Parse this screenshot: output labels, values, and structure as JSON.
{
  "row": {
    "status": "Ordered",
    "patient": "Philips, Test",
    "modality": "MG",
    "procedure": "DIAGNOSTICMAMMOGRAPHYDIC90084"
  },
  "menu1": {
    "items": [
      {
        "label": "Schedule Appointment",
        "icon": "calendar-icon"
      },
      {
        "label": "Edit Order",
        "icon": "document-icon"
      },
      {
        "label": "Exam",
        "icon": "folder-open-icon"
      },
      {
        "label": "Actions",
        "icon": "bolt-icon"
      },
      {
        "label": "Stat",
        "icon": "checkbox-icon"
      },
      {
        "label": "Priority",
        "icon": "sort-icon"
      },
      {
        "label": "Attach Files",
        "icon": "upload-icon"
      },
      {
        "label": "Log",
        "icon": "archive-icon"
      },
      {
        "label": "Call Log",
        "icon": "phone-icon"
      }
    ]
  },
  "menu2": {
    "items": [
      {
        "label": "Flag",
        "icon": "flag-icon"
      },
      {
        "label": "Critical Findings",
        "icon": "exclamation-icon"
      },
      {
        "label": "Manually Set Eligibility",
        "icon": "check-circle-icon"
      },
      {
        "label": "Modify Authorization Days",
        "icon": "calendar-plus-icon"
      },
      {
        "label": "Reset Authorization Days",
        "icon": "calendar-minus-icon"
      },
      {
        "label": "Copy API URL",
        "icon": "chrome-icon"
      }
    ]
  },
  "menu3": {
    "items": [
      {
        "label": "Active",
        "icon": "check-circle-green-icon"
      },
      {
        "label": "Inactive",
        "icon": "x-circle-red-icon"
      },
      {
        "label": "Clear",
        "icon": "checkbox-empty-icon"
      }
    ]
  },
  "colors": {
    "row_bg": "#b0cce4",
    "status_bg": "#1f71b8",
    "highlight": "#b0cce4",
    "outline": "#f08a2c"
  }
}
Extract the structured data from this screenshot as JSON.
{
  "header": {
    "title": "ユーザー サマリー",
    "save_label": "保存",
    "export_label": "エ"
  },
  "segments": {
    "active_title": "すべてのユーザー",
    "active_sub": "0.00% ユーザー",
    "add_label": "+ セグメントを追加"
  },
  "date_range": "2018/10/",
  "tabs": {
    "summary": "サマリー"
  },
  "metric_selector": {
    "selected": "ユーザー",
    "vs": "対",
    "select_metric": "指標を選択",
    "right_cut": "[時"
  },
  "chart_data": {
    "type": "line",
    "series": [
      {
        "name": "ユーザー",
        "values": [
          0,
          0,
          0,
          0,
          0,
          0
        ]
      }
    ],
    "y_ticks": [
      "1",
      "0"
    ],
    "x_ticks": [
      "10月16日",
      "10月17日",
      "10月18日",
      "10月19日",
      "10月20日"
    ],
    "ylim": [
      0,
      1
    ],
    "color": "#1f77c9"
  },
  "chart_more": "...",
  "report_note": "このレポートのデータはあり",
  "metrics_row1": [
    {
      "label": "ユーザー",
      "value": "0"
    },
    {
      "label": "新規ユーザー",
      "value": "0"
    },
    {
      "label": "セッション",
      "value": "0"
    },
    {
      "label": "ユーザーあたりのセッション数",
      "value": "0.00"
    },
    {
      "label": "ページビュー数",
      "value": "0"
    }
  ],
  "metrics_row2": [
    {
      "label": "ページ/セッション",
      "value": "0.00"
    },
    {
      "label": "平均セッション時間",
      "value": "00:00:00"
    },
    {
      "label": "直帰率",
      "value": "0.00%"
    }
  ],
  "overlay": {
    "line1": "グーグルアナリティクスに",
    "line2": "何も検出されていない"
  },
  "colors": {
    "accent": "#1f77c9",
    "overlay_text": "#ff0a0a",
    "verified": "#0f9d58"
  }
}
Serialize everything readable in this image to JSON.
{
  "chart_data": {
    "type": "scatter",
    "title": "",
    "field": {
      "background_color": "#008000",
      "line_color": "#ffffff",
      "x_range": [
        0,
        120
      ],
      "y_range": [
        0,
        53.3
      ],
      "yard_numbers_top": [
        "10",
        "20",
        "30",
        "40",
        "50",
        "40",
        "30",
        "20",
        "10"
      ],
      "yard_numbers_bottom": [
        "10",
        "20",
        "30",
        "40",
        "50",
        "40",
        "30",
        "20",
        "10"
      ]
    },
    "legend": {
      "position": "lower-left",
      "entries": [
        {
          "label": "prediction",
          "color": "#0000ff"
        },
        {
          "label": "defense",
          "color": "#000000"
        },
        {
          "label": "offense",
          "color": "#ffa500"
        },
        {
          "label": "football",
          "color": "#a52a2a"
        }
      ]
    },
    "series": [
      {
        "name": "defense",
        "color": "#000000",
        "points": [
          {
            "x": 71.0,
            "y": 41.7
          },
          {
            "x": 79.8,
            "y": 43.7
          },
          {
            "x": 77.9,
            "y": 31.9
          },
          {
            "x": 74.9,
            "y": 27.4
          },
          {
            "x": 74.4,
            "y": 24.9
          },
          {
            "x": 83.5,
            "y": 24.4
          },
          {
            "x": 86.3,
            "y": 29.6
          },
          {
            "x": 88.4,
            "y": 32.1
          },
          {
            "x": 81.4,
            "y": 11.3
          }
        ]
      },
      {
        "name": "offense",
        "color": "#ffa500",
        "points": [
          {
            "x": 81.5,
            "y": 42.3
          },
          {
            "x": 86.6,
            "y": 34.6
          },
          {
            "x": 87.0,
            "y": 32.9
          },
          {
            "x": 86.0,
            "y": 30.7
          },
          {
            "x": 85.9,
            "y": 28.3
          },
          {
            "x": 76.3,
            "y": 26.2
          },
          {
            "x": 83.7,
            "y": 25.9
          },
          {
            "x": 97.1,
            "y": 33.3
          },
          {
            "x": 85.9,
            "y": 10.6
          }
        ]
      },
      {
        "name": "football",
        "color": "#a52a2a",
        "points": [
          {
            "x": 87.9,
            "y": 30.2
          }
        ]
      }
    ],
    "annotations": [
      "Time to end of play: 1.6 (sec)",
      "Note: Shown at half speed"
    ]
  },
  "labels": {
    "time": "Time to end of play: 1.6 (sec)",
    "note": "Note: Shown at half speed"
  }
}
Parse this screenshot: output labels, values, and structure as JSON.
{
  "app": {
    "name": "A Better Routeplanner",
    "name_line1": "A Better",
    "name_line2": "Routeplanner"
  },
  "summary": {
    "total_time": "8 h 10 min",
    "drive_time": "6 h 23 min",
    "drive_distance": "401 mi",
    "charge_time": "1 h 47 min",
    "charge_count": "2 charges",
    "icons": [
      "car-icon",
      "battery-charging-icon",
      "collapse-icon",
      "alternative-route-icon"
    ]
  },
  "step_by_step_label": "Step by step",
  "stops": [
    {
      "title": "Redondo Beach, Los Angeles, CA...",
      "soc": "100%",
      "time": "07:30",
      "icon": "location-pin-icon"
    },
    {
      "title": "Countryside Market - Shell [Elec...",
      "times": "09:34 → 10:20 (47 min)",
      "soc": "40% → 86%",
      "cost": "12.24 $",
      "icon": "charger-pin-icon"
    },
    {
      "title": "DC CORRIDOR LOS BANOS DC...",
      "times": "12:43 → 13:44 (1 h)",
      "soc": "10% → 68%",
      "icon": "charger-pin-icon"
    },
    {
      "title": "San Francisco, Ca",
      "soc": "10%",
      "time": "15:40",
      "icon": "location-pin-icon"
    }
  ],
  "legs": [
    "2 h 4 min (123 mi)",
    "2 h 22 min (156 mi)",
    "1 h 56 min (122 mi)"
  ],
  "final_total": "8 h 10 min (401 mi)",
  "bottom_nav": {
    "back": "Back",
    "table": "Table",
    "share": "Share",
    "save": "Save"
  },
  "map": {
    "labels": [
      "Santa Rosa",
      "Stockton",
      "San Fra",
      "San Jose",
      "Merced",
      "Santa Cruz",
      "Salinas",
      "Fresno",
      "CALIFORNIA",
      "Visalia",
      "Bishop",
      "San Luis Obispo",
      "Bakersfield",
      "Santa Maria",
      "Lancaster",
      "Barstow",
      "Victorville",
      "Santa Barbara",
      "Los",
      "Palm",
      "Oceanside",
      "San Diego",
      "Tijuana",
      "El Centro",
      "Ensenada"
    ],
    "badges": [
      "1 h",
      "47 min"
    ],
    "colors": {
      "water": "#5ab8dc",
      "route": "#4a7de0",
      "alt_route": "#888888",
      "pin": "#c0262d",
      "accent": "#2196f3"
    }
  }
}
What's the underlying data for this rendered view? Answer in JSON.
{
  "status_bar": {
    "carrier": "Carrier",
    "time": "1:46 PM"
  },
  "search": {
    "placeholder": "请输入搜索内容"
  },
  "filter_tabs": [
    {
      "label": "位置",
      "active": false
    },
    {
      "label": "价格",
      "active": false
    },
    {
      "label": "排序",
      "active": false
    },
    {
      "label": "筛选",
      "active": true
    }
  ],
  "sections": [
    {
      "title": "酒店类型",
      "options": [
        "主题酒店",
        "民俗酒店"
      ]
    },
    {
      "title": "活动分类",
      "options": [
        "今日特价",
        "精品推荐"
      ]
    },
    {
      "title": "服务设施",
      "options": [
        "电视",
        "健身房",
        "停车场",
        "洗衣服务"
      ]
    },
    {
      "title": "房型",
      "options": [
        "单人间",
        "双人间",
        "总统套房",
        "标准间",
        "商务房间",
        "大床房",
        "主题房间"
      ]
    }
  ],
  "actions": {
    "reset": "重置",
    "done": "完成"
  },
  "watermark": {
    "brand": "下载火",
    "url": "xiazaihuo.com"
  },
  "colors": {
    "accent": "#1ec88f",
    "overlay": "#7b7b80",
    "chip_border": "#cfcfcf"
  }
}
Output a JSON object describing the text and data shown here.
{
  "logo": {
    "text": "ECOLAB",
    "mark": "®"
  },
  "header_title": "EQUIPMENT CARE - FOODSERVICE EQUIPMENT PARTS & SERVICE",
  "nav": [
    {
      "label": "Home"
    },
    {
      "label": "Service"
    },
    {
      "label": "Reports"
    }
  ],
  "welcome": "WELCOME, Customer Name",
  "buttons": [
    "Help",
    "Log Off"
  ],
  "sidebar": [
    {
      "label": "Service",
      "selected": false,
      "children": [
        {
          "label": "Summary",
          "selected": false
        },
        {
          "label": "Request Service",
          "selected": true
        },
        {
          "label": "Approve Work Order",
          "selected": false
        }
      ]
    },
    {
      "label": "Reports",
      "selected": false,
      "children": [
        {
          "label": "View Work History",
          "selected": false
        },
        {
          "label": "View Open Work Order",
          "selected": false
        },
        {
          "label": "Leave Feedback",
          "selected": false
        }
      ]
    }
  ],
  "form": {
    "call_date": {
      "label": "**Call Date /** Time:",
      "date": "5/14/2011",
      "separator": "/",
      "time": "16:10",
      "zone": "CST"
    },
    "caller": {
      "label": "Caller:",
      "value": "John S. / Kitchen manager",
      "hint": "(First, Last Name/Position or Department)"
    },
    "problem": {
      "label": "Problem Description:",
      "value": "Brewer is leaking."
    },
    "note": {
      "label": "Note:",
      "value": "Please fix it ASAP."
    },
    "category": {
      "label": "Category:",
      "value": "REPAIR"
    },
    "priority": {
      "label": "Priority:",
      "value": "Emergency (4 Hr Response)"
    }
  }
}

=-=-=

Pick out every line with the string "checkbox" and copy it.

§ **Reply to the exercise**:
        "icon": "checkbox-icon"
        "icon": "checkbox-empty-icon"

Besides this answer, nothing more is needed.